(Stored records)

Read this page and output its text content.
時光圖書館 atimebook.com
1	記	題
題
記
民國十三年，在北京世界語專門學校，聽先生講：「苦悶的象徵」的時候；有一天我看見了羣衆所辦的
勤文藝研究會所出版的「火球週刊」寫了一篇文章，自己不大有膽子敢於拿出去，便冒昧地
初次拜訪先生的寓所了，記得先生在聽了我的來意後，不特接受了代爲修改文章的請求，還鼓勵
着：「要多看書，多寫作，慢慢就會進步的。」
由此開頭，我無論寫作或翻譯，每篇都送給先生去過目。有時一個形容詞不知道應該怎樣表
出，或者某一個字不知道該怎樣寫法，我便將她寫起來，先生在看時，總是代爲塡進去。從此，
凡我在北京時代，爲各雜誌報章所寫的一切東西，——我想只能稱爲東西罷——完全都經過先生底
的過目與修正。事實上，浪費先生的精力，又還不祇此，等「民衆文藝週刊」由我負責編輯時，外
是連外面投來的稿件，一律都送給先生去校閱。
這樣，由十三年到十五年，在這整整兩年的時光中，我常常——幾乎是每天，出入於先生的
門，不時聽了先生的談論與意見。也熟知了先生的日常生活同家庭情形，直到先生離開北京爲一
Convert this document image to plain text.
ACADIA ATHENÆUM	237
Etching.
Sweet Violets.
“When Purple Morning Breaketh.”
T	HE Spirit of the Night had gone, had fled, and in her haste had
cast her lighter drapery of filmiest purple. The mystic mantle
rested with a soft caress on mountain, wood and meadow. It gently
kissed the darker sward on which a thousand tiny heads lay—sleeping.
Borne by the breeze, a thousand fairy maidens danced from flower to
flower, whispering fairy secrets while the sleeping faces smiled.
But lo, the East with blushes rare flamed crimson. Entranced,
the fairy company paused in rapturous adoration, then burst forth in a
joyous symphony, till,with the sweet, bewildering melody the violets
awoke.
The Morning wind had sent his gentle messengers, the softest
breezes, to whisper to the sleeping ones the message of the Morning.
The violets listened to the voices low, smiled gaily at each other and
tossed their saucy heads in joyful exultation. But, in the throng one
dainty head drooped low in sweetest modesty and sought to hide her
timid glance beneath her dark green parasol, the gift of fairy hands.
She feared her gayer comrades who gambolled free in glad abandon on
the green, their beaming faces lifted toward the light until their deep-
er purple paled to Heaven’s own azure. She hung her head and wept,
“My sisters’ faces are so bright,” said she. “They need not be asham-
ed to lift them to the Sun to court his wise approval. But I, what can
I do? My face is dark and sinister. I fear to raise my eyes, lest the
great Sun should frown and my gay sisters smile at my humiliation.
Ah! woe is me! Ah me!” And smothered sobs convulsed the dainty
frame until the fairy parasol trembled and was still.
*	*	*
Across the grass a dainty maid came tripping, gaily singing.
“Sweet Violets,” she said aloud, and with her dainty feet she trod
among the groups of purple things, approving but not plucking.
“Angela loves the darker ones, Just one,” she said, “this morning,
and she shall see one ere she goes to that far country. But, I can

**Required work**
Go through the material and copy out every line with "dainty" in it.

**Solved problem**
dainty head drooped low in sweetest modesty and sought to hide her
Ah! woe is me! Ah me!” And smothered sobs convulsed the dainty
Across the grass a dainty maid came tripping, gaily singing.
“Sweet Violets,” she said aloud, and with her dainty feet she trod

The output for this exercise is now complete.